• **Rows**
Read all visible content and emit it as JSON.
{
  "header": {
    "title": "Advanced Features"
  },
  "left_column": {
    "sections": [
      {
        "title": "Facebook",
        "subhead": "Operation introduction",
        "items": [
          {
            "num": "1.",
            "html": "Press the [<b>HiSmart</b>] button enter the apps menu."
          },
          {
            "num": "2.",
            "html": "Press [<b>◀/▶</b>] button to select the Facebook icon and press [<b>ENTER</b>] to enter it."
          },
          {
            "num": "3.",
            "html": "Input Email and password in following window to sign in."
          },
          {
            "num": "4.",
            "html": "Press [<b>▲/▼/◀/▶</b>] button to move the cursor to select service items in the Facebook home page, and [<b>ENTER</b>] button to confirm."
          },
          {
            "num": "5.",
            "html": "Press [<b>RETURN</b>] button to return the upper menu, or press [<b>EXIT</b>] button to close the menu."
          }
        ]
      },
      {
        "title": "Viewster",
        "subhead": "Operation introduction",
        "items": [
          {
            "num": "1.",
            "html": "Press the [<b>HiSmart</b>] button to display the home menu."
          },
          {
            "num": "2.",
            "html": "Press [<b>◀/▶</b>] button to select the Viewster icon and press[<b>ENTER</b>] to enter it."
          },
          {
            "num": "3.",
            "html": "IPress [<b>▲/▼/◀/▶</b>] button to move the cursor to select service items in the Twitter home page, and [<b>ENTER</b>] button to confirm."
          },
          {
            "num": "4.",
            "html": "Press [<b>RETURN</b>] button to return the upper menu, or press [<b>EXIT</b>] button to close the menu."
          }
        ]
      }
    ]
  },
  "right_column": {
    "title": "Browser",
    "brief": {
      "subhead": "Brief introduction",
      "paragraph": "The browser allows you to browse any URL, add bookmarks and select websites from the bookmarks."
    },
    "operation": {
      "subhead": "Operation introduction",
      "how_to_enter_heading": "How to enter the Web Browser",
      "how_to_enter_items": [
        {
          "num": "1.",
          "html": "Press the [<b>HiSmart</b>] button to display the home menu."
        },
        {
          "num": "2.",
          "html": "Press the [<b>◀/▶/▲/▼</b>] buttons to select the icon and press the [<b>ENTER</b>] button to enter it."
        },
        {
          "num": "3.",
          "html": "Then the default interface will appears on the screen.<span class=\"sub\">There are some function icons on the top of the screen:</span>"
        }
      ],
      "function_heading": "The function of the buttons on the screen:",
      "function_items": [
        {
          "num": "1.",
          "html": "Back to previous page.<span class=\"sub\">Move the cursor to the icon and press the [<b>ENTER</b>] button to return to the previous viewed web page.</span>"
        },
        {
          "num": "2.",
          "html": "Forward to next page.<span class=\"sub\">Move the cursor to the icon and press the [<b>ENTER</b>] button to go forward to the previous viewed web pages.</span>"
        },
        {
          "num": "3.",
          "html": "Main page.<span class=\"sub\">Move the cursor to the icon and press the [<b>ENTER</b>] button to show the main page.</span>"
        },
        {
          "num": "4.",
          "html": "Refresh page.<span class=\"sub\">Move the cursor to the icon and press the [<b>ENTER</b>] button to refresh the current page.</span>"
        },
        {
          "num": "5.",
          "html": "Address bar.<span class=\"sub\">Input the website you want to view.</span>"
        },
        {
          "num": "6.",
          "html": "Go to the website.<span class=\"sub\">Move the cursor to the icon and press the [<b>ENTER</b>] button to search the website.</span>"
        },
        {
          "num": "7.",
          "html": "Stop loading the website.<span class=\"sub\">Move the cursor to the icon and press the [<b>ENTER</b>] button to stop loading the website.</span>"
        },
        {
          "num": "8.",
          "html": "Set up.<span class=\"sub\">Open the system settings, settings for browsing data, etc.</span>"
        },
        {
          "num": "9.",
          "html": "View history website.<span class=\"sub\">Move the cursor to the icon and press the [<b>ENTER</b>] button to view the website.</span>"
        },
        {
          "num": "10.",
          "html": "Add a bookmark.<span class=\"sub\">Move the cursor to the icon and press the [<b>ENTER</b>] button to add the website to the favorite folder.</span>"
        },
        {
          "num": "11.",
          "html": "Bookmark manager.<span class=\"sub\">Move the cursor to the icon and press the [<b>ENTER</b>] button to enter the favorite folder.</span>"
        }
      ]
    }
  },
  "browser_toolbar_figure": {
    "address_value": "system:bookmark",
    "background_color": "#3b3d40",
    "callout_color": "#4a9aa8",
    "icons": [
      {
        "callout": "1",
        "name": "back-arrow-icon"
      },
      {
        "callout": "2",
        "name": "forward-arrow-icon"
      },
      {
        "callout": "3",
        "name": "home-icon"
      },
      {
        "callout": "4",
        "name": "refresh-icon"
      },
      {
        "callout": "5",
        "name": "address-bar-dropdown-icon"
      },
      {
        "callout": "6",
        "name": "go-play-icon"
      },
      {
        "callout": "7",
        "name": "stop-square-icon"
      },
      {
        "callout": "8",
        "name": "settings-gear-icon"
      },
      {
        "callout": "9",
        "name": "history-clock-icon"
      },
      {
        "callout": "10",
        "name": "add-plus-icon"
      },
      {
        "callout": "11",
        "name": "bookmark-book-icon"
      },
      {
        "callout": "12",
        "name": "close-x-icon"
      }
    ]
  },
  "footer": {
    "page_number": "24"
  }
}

• **Exercise aim**
Return the entries above exactly, each one complete.

• **Result of this exercise**
Read all visible content and emit it as JSON.
{
  "header": {
    "title": "Advanced Features"
  },
  "left_column": {
    "sections": [
      {
        "title": "Facebook",
        "subhead": "Operation introduction",
        "items": [
          {
            "num": "1.",
            "html": "Press the [<b>HiSmart</b>] button enter the apps menu."
          },
          {
            "num": "2.",
            "html": "Press [<b>◀/▶</b>] button to select the Facebook icon and press [<b>ENTER</b>] to enter it."
          },
          {
            "num": "3.",
            "html": "Input Email and password in following window to sign in."
          },
          {
            "num": "4.",
            "html": "Press [<b>▲/▼/◀/▶</b>] button to move the cursor to select service items in the Facebook home page, and [<b>ENTER</b>] button to confirm."
          },
          {
            "num": "5.",
            "html": "Press [<b>RETURN</b>] button to return the upper menu, or press [<b>EXIT</b>] button to close the menu."
          }
        ]
      },
      {
        "title": "Viewster",
        "subhead": "Operation introduction",
        "items": [
          {
            "num": "1.",
            "html": "Press the [<b>HiSmart</b>] button to display the home menu."
          },
          {
            "num": "2.",
            "html": "Press [<b>◀/▶</b>] button to select the Viewster icon and press[<b>ENTER</b>] to enter it."
          },
          {
            "num": "3.",
            "html": "IPress [<b>▲/▼/◀/▶</b>] button to move the cursor to select service items in the Twitter home page, and [<b>ENTER</b>] button to confirm."
          },
          {
            "num": "4.",
            "html": "Press [<b>RETURN</b>] button to return the upper menu, or press [<b>EXIT</b>] button to close the menu."
          }
        ]
      }
    ]
  },
  "right_column": {
    "title": "Browser",
    "brief": {
      "subhead": "Brief introduction",
      "paragraph": "The browser allows you to browse any URL, add bookmarks and select websites from the bookmarks."
    },
    "operation": {
      "subhead": "Operation introduction",
      "how_to_enter_heading": "How to enter the Web Browser",
      "how_to_enter_items": [
        {
          "num": "1.",
          "html": "Press the [<b>HiSmart</b>] button to display the home menu."
        },
        {
          "num": "2.",
          "html": "Press the [<b>◀/▶/▲/▼</b>] buttons to select the icon and press the [<b>ENTER</b>] button to enter it."
        },
        {
          "num": "3.",
          "html": "Then the default interface will appears on the screen.<span class=\"sub\">There are some function icons on the top of the screen:</span>"
        }
      ],
      "function_heading": "The function of the buttons on the screen:",
      "function_items": [
        {
          "num": "1.",
          "html": "Back to previous page.<span class=\"sub\">Move the cursor to the icon and press the [<b>ENTER</b>] button to return to the previous viewed web page.</span>"
        },
        {
          "num": "2.",
          "html": "Forward to next page.<span class=\"sub\">Move the cursor to the icon and press the [<b>ENTER</b>] button to go forward to the previous viewed web pages.</span>"
        },
        {
          "num": "3.",
          "html": "Main page.<span class=\"sub\">Move the cursor to the icon and press the [<b>ENTER</b>] button to show the main page.</span>"
        },
        {
          "num": "4.",
          "html": "Refresh page.<span class=\"sub\">Move the cursor to the icon and press the [<b>ENTER</b>] button to refresh the current page.</span>"
        },
        {
          "num": "5.",
          "html": "Address bar.<span class=\"sub\">Input the website you want to view.</span>"
        },
        {
          "num": "6.",
          "html": "Go to the website.<span class=\"sub\">Move the cursor to the icon and press the [<b>ENTER</b>] button to search the website.</span>"
        },
        {
          "num": "7.",
          "html": "Stop loading the website.<span class=\"sub\">Move the cursor to the icon and press the [<b>ENTER</b>] button to stop loading the website.</span>"
        },
        {
          "num": "8.",
          "html": "Set up.<span class=\"sub\">Open the system settings, settings for browsing data, etc.</span>"
        },
        {
          "num": "9.",
          "html": "View history website.<span class=\"sub\">Move the cursor to the icon and press the [<b>ENTER</b>] button to view the website.</span>"
        },
        {
          "num": "10.",
          "html": "Add a bookmark.<span class=\"sub\">Move the cursor to the icon and press the [<b>ENTER</b>] button to add the website to the favorite folder.</span>"
        },
        {
          "num": "11.",
          "html": "Bookmark manager.<span class=\"sub\">Move the cursor to the icon and press the [<b>ENTER</b>] button to enter the favorite folder.</span>"
        }
      ]
    }
  },
  "browser_toolbar_figure": {
    "address_value": "system:bookmark",
    "background_color": "#3b3d40",
    "callout_color": "#4a9aa8",
    "icons": [
      {
        "callout": "1",
        "name": "back-arrow-icon"
      },
      {
        "callout": "2",
        "name": "forward-arrow-icon"
      },
      {
        "callout": "3",
        "name": "home-icon"
      },
      {
        "callout": "4",
        "name": "refresh-icon"
      },
      {
        "callout": "5",
        "name": "address-bar-dropdown-icon"
      },
      {
        "callout": "6",
        "name": "go-play-icon"
      },
      {
        "callout": "7",
        "name": "stop-square-icon"
      },
      {
        "callout": "8",
        "name": "settings-gear-icon"
      },
      {
        "callout": "9",
        "name": "history-clock-icon"
      },
      {
        "callout": "10",
        "name": "add-plus-icon"
      },
      {
        "callout": "11",
        "name": "bookmark-book-icon"
      },
      {
        "callout": "12",
        "name": "close-x-icon"
      }
    ]
  },
  "footer": {
    "page_number": "24"
  }
}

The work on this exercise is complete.